§ GOAL
Write each line word for word, from the line that contains "Convert this document image to plain text." through the last line of the material below.

§ MATERIAL FOR THIS TASK
═══

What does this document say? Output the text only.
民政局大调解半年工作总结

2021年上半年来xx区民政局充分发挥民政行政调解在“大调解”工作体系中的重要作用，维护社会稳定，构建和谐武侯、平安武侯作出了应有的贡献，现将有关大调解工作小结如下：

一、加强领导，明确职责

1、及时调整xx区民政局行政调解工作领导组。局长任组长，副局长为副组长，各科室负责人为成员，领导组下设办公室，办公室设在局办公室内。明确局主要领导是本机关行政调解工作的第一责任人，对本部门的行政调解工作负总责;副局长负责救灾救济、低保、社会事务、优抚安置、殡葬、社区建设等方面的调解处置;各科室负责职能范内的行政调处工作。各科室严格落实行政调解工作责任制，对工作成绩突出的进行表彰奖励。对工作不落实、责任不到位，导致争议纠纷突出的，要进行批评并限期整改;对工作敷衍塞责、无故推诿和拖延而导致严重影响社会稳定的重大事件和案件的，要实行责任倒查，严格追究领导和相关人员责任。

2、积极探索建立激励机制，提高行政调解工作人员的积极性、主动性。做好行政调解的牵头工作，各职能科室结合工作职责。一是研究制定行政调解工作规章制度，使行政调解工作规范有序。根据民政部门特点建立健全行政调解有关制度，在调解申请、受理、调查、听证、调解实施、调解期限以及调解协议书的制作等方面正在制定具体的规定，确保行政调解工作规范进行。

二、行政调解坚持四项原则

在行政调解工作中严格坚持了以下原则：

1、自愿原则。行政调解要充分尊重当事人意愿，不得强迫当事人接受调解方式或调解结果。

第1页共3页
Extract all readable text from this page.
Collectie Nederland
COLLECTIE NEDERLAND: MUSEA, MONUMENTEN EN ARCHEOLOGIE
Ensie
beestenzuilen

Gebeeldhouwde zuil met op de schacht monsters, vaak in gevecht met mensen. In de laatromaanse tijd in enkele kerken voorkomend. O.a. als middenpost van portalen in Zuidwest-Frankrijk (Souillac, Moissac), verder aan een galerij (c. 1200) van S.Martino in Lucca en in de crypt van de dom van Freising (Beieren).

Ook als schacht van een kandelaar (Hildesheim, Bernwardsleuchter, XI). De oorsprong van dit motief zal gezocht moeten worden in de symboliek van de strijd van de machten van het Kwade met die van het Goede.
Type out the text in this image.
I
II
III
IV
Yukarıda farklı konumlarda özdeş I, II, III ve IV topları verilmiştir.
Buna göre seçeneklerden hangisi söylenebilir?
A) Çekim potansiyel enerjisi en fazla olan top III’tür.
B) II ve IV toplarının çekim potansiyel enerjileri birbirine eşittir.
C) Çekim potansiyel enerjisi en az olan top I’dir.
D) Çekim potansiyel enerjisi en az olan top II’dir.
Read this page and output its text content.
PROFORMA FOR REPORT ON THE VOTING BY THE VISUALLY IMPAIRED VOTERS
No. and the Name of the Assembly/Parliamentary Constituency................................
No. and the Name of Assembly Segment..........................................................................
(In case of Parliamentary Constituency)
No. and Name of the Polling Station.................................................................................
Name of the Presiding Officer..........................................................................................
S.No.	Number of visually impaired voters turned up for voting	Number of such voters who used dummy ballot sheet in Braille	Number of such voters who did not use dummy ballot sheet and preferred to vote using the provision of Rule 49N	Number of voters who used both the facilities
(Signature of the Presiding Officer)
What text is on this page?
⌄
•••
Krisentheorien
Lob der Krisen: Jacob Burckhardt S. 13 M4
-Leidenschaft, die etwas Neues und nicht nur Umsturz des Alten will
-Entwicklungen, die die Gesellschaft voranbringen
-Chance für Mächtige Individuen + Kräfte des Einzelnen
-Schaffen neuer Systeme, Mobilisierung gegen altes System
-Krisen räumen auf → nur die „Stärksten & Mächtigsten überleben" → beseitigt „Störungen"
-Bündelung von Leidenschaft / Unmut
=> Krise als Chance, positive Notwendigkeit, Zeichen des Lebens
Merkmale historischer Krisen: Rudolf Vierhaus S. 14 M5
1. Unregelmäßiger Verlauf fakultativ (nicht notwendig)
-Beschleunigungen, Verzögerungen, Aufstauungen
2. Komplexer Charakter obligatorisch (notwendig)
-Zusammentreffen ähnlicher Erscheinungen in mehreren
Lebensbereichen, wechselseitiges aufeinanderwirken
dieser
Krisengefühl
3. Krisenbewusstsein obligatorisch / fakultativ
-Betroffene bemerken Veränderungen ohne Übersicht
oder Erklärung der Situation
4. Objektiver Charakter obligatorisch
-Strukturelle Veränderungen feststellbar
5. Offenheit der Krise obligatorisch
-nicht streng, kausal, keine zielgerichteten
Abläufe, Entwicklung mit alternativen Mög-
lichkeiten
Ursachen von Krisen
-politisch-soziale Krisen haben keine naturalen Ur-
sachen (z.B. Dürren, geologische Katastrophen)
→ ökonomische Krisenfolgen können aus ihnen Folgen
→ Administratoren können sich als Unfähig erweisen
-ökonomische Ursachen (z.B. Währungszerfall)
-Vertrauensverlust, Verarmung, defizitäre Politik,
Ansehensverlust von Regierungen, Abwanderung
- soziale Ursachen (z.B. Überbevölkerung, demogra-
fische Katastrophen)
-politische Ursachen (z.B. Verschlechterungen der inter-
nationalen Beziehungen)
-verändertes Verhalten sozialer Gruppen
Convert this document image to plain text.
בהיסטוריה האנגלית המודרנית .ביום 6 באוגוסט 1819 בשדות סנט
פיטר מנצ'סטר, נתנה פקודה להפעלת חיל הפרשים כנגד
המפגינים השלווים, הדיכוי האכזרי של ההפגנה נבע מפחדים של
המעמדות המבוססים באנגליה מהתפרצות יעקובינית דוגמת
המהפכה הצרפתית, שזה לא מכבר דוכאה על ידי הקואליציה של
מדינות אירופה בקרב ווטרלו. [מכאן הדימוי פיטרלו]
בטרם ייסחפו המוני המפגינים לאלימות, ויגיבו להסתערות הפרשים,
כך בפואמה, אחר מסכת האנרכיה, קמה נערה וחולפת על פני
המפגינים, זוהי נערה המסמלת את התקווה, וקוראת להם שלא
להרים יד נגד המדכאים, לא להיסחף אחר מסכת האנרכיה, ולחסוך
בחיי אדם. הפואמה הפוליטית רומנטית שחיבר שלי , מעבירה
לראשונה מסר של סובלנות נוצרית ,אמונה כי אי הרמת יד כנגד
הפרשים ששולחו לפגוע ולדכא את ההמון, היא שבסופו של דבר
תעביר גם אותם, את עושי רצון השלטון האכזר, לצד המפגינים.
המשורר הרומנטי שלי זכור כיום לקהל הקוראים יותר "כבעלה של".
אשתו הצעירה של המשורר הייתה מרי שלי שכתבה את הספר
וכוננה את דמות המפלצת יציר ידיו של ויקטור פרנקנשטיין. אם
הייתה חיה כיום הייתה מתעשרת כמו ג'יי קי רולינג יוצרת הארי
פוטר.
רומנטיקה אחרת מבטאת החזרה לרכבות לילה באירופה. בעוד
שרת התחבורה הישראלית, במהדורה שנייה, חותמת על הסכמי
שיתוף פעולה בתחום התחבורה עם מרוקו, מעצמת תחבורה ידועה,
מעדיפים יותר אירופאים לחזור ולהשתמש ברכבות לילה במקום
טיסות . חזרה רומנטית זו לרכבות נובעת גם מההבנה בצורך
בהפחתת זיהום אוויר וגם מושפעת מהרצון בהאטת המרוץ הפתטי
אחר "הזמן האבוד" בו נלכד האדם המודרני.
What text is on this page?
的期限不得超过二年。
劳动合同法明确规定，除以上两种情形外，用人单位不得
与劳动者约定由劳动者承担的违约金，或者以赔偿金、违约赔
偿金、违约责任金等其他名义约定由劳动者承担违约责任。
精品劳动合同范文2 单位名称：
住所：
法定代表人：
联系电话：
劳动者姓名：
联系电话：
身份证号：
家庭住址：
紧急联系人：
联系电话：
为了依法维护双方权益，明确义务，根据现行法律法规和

═══

§ EXPECTED ANSWER
Convert this document image to plain text.
בהיסטוריה האנגלית המודרנית .ביום 6 באוגוסט 1819 בשדות סנט
פיטר מנצ'סטר, נתנה פקודה להפעלת חיל הפרשים כנגד
המפגינים השלווים, הדיכוי האכזרי של ההפגנה נבע מפחדים של
המעמדות המבוססים באנגליה מהתפרצות יעקובינית דוגמת
המהפכה הצרפתית, שזה לא מכבר דוכאה על ידי הקואליציה של
מדינות אירופה בקרב ווטרלו. [מכאן הדימוי פיטרלו]
בטרם ייסחפו המוני המפגינים לאלימות, ויגיבו להסתערות הפרשים,
כך בפואמה, אחר מסכת האנרכיה, קמה נערה וחולפת על פני
המפגינים, זוהי נערה המסמלת את התקווה, וקוראת להם שלא
להרים יד נגד המדכאים, לא להיסחף אחר מסכת האנרכיה, ולחסוך
בחיי אדם. הפואמה הפוליטית רומנטית שחיבר שלי , מעבירה
לראשונה מסר של סובלנות נוצרית ,אמונה כי אי הרמת יד כנגד
הפרשים ששולחו לפגוע ולדכא את ההמון, היא שבסופו של דבר
תעביר גם אותם, את עושי רצון השלטון האכזר, לצד המפגינים.
המשורר הרומנטי שלי זכור כיום לקהל הקוראים יותר "כבעלה של".
אשתו הצעירה של המשורר הייתה מרי שלי שכתבה את הספר
וכוננה את דמות המפלצת יציר ידיו של ויקטור פרנקנשטיין. אם
הייתה חיה כיום הייתה מתעשרת כמו ג'יי קי רולינג יוצרת הארי
פוטר.
רומנטיקה אחרת מבטאת החזרה לרכבות לילה באירופה. בעוד
שרת התחבורה הישראלית, במהדורה שנייה, חותמת על הסכמי
שיתוף פעולה בתחום התחבורה עם מרוקו, מעצמת תחבורה ידועה,
מעדיפים יותר אירופאים לחזור ולהשתמש ברכבות לילה במקום
טיסות . חזרה רומנטית זו לרכבות נובעת גם מההבנה בצורך
בהפחתת זיהום אוויר וגם מושפעת מהרצון בהאטת המרוץ הפתטי
אחר "הזמן האבוד" בו נלכד האדם המודרני.
What text is on this page?
的期限不得超过二年。
劳动合同法明确规定，除以上两种情形外，用人单位不得
与劳动者约定由劳动者承担的违约金，或者以赔偿金、违约赔
偿金、违约责任金等其他名义约定由劳动者承担违约责任。
精品劳动合同范文2 单位名称：
住所：
法定代表人：
联系电话：
劳动者姓名：
联系电话：
身份证号：
家庭住址：
紧急联系人：
联系电话：
为了依法维护双方权益，明确义务，根据现行法律法规和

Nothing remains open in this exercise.